▶ _Instructions for the task_
Extract every line of the material below and reproduce it faithfully.

>> begin

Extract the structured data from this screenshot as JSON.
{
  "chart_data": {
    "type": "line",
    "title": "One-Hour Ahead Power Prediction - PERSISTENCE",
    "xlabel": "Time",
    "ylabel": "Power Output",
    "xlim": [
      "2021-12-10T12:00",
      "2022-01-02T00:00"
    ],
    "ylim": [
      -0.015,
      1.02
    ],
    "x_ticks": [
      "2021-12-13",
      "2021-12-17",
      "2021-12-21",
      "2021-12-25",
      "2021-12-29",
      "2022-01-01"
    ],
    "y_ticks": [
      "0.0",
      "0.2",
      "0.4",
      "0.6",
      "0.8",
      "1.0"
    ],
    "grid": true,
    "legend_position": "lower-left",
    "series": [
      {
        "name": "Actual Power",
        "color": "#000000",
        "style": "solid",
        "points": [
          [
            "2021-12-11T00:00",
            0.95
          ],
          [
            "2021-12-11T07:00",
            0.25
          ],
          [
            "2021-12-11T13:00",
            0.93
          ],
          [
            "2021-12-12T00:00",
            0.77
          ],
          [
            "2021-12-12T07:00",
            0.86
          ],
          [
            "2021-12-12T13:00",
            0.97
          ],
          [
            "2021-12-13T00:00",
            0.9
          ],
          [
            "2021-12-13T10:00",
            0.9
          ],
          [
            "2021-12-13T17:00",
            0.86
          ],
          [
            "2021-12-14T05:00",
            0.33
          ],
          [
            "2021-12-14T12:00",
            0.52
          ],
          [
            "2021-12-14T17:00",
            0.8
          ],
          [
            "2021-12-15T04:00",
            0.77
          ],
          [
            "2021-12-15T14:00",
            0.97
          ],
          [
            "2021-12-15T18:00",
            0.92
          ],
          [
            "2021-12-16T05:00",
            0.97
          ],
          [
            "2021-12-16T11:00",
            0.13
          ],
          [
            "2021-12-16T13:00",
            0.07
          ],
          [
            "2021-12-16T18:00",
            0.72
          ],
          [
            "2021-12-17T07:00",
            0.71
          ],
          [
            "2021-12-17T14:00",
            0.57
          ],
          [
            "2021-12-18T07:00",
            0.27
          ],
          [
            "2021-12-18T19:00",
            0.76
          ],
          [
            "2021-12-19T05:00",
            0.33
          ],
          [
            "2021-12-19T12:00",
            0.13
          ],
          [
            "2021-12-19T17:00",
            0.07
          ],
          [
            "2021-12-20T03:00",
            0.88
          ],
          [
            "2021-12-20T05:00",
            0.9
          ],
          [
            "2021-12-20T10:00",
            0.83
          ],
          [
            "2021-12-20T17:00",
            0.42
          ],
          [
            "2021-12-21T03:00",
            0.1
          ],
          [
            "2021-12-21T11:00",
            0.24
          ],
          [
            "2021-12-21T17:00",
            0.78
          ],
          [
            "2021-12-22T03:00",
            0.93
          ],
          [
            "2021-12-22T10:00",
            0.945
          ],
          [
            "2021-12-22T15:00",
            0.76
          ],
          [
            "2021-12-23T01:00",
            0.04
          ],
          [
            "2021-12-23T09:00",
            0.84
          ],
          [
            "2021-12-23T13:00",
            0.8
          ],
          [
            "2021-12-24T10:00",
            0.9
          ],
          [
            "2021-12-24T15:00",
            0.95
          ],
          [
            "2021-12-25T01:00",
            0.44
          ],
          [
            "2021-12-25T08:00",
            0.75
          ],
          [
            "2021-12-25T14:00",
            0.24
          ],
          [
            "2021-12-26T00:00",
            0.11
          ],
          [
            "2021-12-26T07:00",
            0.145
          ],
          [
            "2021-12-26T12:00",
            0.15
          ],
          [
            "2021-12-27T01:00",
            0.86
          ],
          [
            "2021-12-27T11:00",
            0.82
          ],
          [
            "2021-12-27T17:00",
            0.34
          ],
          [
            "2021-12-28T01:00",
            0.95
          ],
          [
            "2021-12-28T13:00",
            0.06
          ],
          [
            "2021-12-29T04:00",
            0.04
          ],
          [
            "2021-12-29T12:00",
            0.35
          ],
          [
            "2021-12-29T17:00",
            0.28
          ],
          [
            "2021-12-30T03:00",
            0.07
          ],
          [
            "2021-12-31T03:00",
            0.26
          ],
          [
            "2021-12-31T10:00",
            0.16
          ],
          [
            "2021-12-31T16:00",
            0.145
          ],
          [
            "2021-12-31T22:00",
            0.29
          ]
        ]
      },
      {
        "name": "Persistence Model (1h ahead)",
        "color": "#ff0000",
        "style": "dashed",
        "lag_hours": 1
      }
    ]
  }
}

>> end

▶ _The solution_
Extract the structured data from this screenshot as JSON.
{
  "chart_data": {
    "type": "line",
    "title": "One-Hour Ahead Power Prediction - PERSISTENCE",
    "xlabel": "Time",
    "ylabel": "Power Output",
    "xlim": [
      "2021-12-10T12:00",
      "2022-01-02T00:00"
    ],
    "ylim": [
      -0.015,
      1.02
    ],
    "x_ticks": [
      "2021-12-13",
      "2021-12-17",
      "2021-12-21",
      "2021-12-25",
      "2021-12-29",
      "2022-01-01"
    ],
    "y_ticks": [
      "0.0",
      "0.2",
      "0.4",
      "0.6",
      "0.8",
      "1.0"
    ],
    "grid": true,
    "legend_position": "lower-left",
    "series": [
      {
        "name": "Actual Power",
        "color": "#000000",
        "style": "solid",
        "points": [
          [
            "2021-12-11T00:00",
            0.95
          ],
          [
            "2021-12-11T07:00",
            0.25
          ],
          [
            "2021-12-11T13:00",
            0.93
          ],
          [
            "2021-12-12T00:00",
            0.77
          ],
          [
            "2021-12-12T07:00",
            0.86
          ],
          [
            "2021-12-12T13:00",
            0.97
          ],
          [
            "2021-12-13T00:00",
            0.9
          ],
          [
            "2021-12-13T10:00",
            0.9
          ],
          [
            "2021-12-13T17:00",
            0.86
          ],
          [
            "2021-12-14T05:00",
            0.33
          ],
          [
            "2021-12-14T12:00",
            0.52
          ],
          [
            "2021-12-14T17:00",
            0.8
          ],
          [
            "2021-12-15T04:00",
            0.77
          ],
          [
            "2021-12-15T14:00",
            0.97
          ],
          [
            "2021-12-15T18:00",
            0.92
          ],
          [
            "2021-12-16T05:00",
            0.97
          ],
          [
            "2021-12-16T11:00",
            0.13
          ],
          [
            "2021-12-16T13:00",
            0.07
          ],
          [
            "2021-12-16T18:00",
            0.72
          ],
          [
            "2021-12-17T07:00",
            0.71
          ],
          [
            "2021-12-17T14:00",
            0.57
          ],
          [
            "2021-12-18T07:00",
            0.27
          ],
          [
            "2021-12-18T19:00",
            0.76
          ],
          [
            "2021-12-19T05:00",
            0.33
          ],
          [
            "2021-12-19T12:00",
            0.13
          ],
          [
            "2021-12-19T17:00",
            0.07
          ],
          [
            "2021-12-20T03:00",
            0.88
          ],
          [
            "2021-12-20T05:00",
            0.9
          ],
          [
            "2021-12-20T10:00",
            0.83
          ],
          [
            "2021-12-20T17:00",
            0.42
          ],
          [
            "2021-12-21T03:00",
            0.1
          ],
          [
            "2021-12-21T11:00",
            0.24
          ],
          [
            "2021-12-21T17:00",
            0.78
          ],
          [
            "2021-12-22T03:00",
            0.93
          ],
          [
            "2021-12-22T10:00",
            0.945
          ],
          [
            "2021-12-22T15:00",
            0.76
          ],
          [
            "2021-12-23T01:00",
            0.04
          ],
          [
            "2021-12-23T09:00",
            0.84
          ],
          [
            "2021-12-23T13:00",
            0.8
          ],
          [
            "2021-12-24T10:00",
            0.9
          ],
          [
            "2021-12-24T15:00",
            0.95
          ],
          [
            "2021-12-25T01:00",
            0.44
          ],
          [
            "2021-12-25T08:00",
            0.75
          ],
          [
            "2021-12-25T14:00",
            0.24
          ],
          [
            "2021-12-26T00:00",
            0.11
          ],
          [
            "2021-12-26T07:00",
            0.145
          ],
          [
            "2021-12-26T12:00",
            0.15
          ],
          [
            "2021-12-27T01:00",
            0.86
          ],
          [
            "2021-12-27T11:00",
            0.82
          ],
          [
            "2021-12-27T17:00",
            0.34
          ],
          [
            "2021-12-28T01:00",
            0.95
          ],
          [
            "2021-12-28T13:00",
            0.06
          ],
          [
            "2021-12-29T04:00",
            0.04
          ],
          [
            "2021-12-29T12:00",
            0.35
          ],
          [
            "2021-12-29T17:00",
            0.28
          ],
          [
            "2021-12-30T03:00",
            0.07
          ],
          [
            "2021-12-31T03:00",
            0.26
          ],
          [
            "2021-12-31T10:00",
            0.16
          ],
          [
            "2021-12-31T16:00",
            0.145
          ],
          [
            "2021-12-31T22:00",
            0.29
          ]
        ]
      },
      {
        "name": "Persistence Model (1h ahead)",
        "color": "#ff0000",
        "style": "dashed",
        "lag_hours": 1
      }
    ]
  }
}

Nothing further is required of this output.